• [Directions] Write out the listing below in full and exactly, leaving out every picture.

▽

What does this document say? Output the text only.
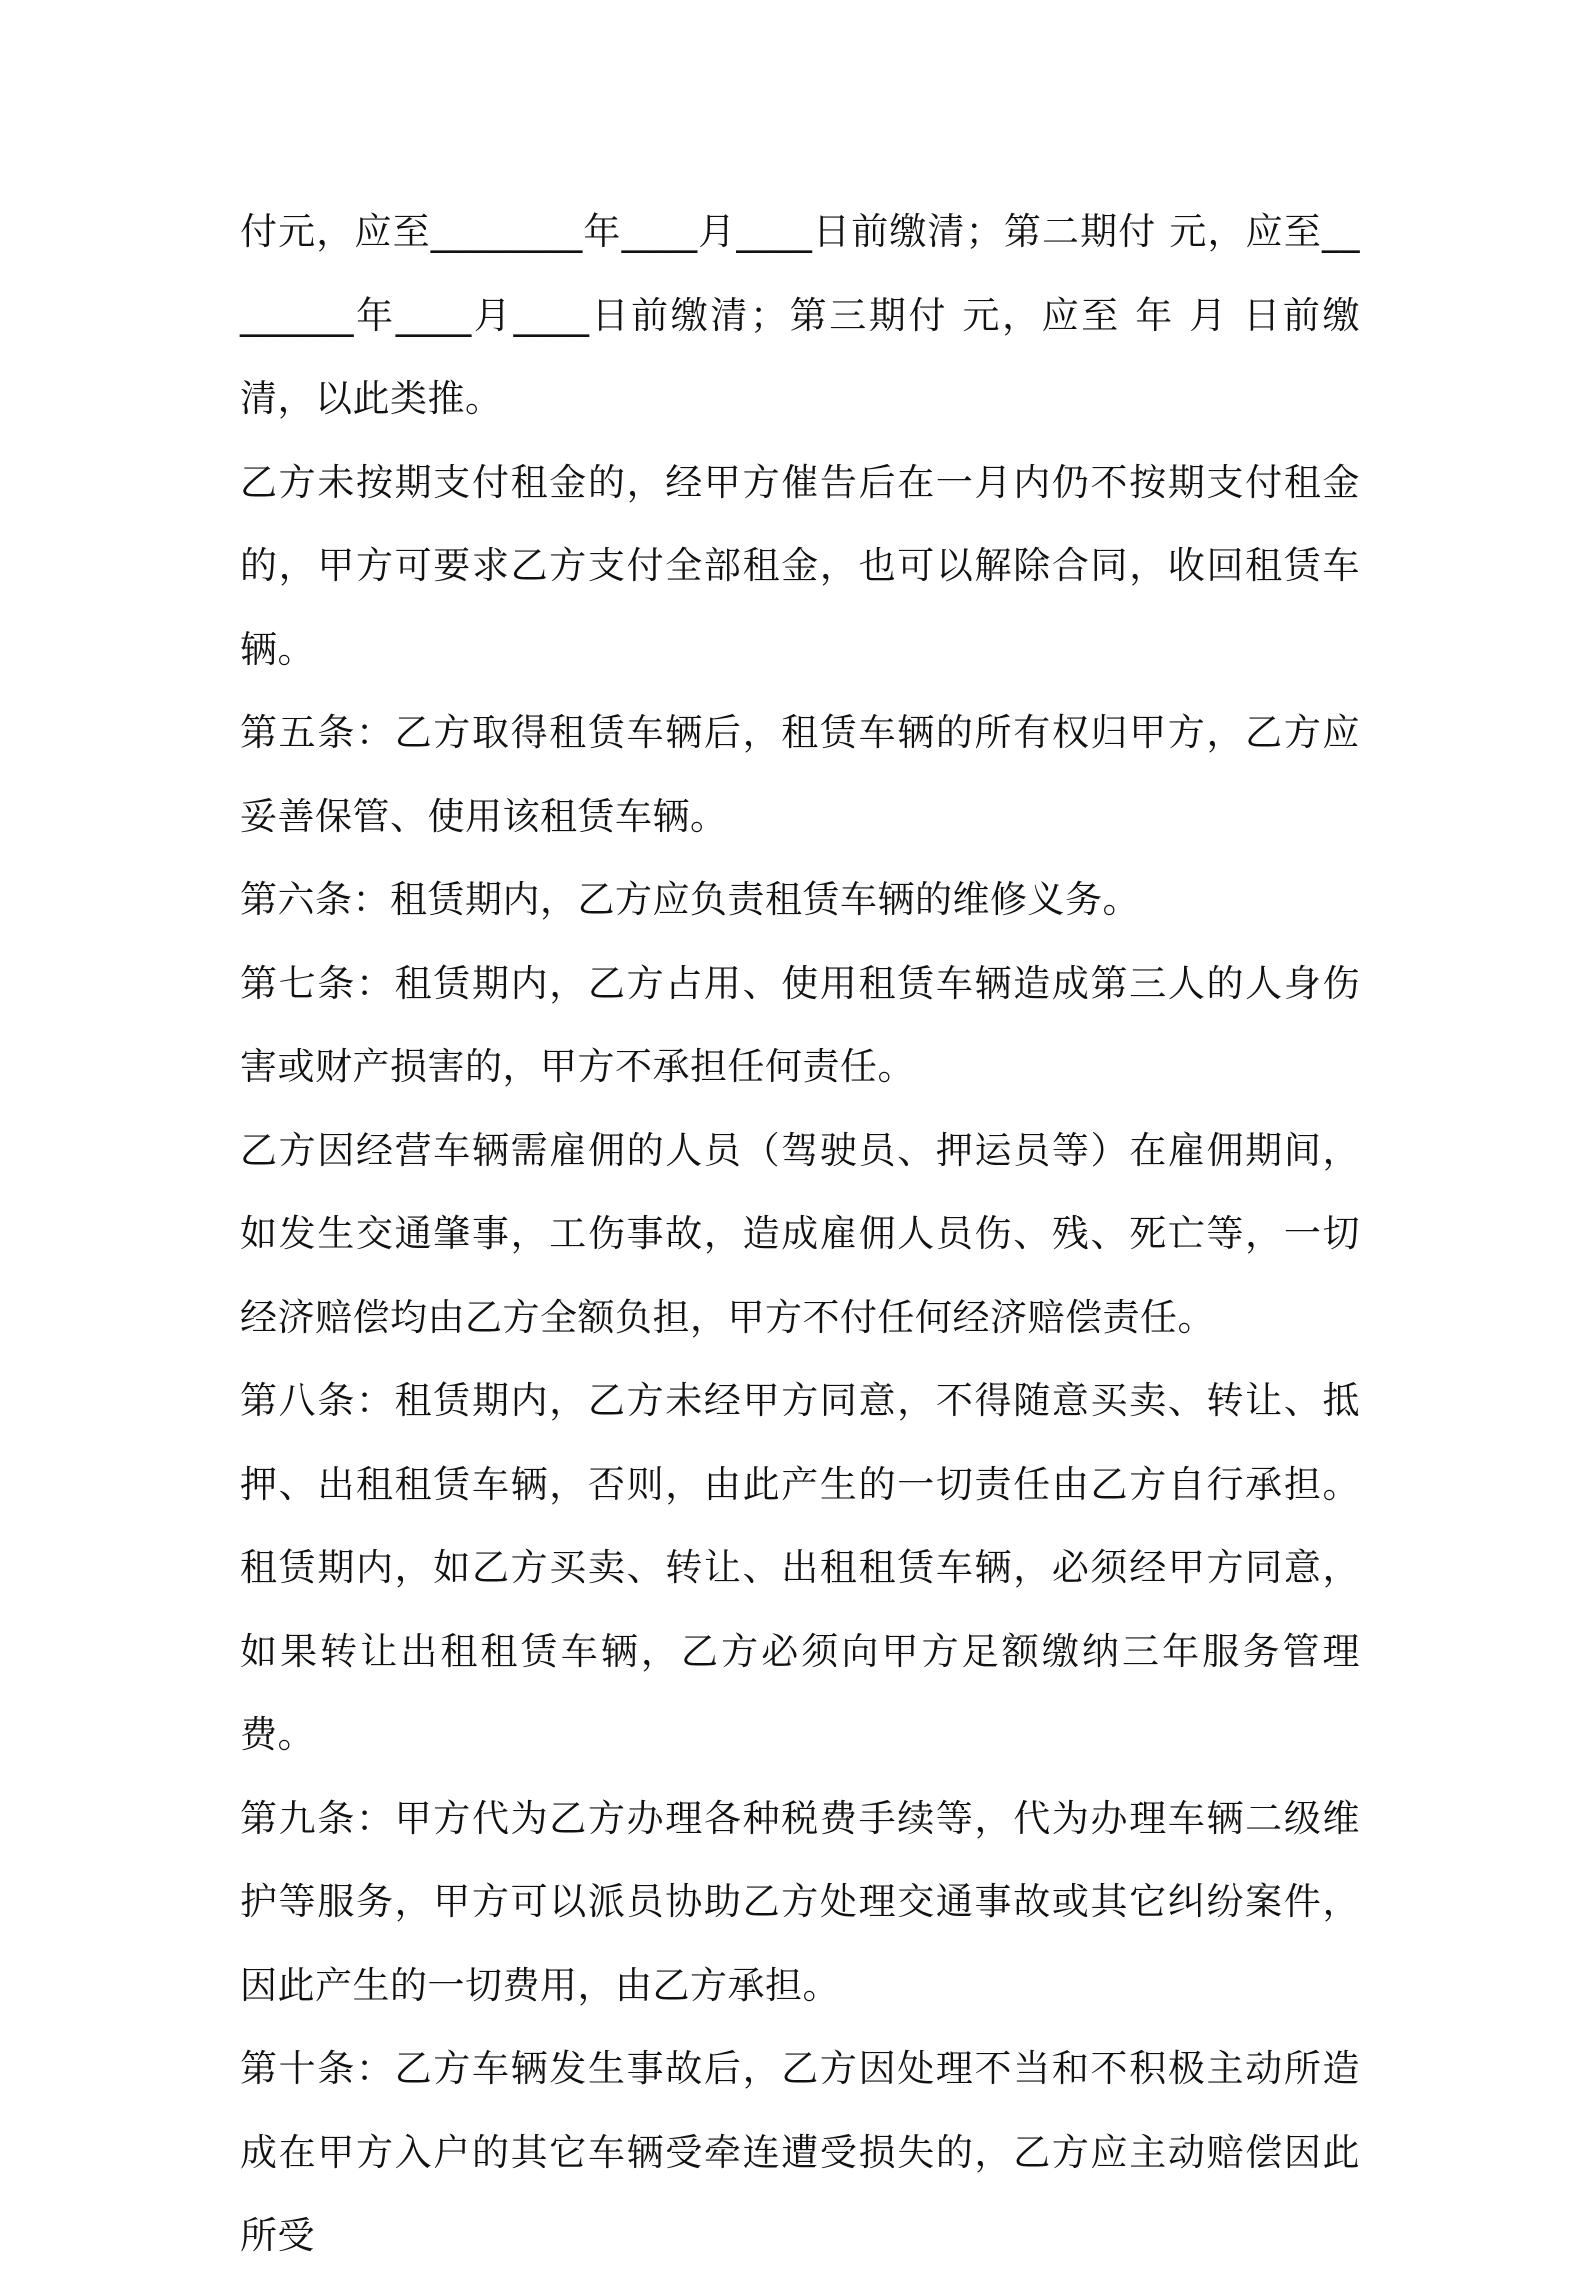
付元，应至________年____月____日前缴清；第二期付 元，应至________年____月____日前缴清；第三期付 元，应至 年 月 日前缴清，以此类推。

乙方未按期支付租金的，经甲方催告后在一月内仍不按期支付租金的，甲方可要求乙方支付全部租金，也可以解除合同，收回租赁车辆。

第五条：乙方取得租赁车辆后，租赁车辆的所有权归甲方，乙方应妥善保管、使用该租赁车辆。

第六条：租赁期内，乙方应负责租赁车辆的维修义务。

第七条：租赁期内，乙方占用、使用租赁车辆造成第三人的人身伤害或财产损害的，甲方不承担任何责任。

乙方因经营车辆需雇佣的人员（驾驶员、押运员等）在雇佣期间，如发生交通肇事，工伤事故，造成雇佣人员伤、残、死亡等，一切经济赔偿均由乙方全额负担，甲方不付任何经济赔偿责任。

第八条：租赁期内，乙方未经甲方同意，不得随意买卖、转让、抵押、出租租赁车辆，否则，由此产生的一切责任由乙方自行承担。租赁期内，如乙方买卖、转让、出租租赁车辆，必须经甲方同意，如果转让出租租赁车辆，乙方必须向甲方足额缴纳三年服务管理费。

第九条：甲方代为乙方办理各种税费手续等，代为办理车辆二级维护等服务，甲方可以派员协助乙方处理交通事故或其它纠纷案件，因此产生的一切费用，由乙方承担。

第十条：乙方车辆发生事故后，乙方因处理不当和不积极主动所造成在甲方入户的其它车辆受牵连遭受损失的，乙方应主动赔偿因此所受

△

• [Output below]
What does this document say? Output the text only.
付元，应至________年____月____日前缴清；第二期付 元，应至________年____月____日前缴清；第三期付 元，应至 年 月 日前缴清，以此类推。

乙方未按期支付租金的，经甲方催告后在一月内仍不按期支付租金的，甲方可要求乙方支付全部租金，也可以解除合同，收回租赁车辆。

第五条：乙方取得租赁车辆后，租赁车辆的所有权归甲方，乙方应妥善保管、使用该租赁车辆。

第六条：租赁期内，乙方应负责租赁车辆的维修义务。

第七条：租赁期内，乙方占用、使用租赁车辆造成第三人的人身伤害或财产损害的，甲方不承担任何责任。

乙方因经营车辆需雇佣的人员（驾驶员、押运员等）在雇佣期间，如发生交通肇事，工伤事故，造成雇佣人员伤、残、死亡等，一切经济赔偿均由乙方全额负担，甲方不付任何经济赔偿责任。

第八条：租赁期内，乙方未经甲方同意，不得随意买卖、转让、抵押、出租租赁车辆，否则，由此产生的一切责任由乙方自行承担。租赁期内，如乙方买卖、转让、出租租赁车辆，必须经甲方同意，如果转让出租租赁车辆，乙方必须向甲方足额缴纳三年服务管理费。

第九条：甲方代为乙方办理各种税费手续等，代为办理车辆二级维护等服务，甲方可以派员协助乙方处理交通事故或其它纠纷案件，因此产生的一切费用，由乙方承担。

第十条：乙方车辆发生事故后，乙方因处理不当和不积极主动所造成在甲方入户的其它车辆受牵连遭受损失的，乙方应主动赔偿因此所受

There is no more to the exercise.